» **Aim of the exercise**
Count each line in which the word "name" appears. Reply with the total and nothing more.

───

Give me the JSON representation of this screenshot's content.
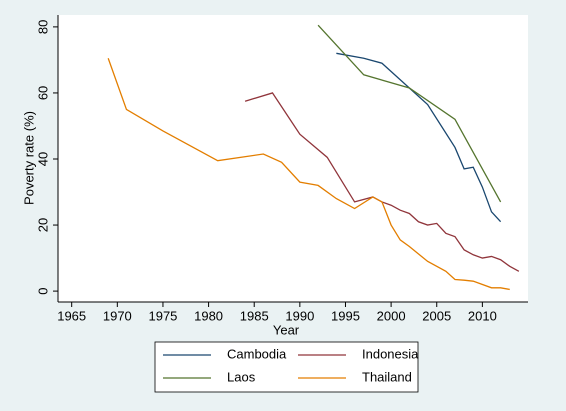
{
  "chart_data": {
    "type": "line",
    "x_label": "Year",
    "y_label": "Poverty rate (%)",
    "xlim": [
      1963.5,
      2015
    ],
    "xticks": [
      1965,
      1970,
      1975,
      1980,
      1985,
      1990,
      1995,
      2000,
      2005,
      2010
    ],
    "ylim": [
      -3.3,
      83.6
    ],
    "yticks": [
      0,
      20,
      40,
      60,
      80
    ],
    "legend_position": "bottom",
    "series": [
      {
        "name": "Cambodia",
        "color": "#1a476f",
        "x": [
          1994,
          1997,
          1999,
          2004,
          2007,
          2008,
          2009,
          2010,
          2011,
          2012
        ],
        "values": [
          72,
          70.5,
          69,
          56.5,
          43.5,
          37,
          37.5,
          31.5,
          24,
          21
        ]
      },
      {
        "name": "Indonesia",
        "color": "#90353b",
        "x": [
          1984,
          1987,
          1990,
          1993,
          1996,
          1998,
          1999,
          2000,
          2001,
          2002,
          2003,
          2004,
          2005,
          2006,
          2007,
          2008,
          2009,
          2010,
          2011,
          2012,
          2013,
          2014
        ],
        "values": [
          57.5,
          60,
          47.5,
          40.5,
          27,
          28.5,
          27,
          26,
          24.5,
          23.5,
          21,
          20,
          20.5,
          17.5,
          16.5,
          12.5,
          11,
          10,
          10.5,
          9.5,
          7.5,
          6
        ]
      },
      {
        "name": "Laos",
        "color": "#55752f",
        "x": [
          1992,
          1997,
          2002,
          2007,
          2012
        ],
        "values": [
          80.5,
          65.5,
          61.5,
          52,
          27
        ]
      },
      {
        "name": "Thailand",
        "color": "#e37e00",
        "x": [
          1969,
          1971,
          1975,
          1981,
          1986,
          1988,
          1990,
          1992,
          1994,
          1996,
          1998,
          1999,
          2000,
          2001,
          2002,
          2004,
          2006,
          2007,
          2008,
          2009,
          2011,
          2012,
          2013
        ],
        "values": [
          70.5,
          55,
          48.5,
          39.5,
          41.5,
          39,
          33,
          32,
          28,
          25,
          28.5,
          27,
          20,
          15.5,
          13.5,
          9,
          6,
          3.5,
          3.3,
          3,
          1,
          1,
          0.5
        ]
      }
    ]
  }
}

───

» **Written reply**
4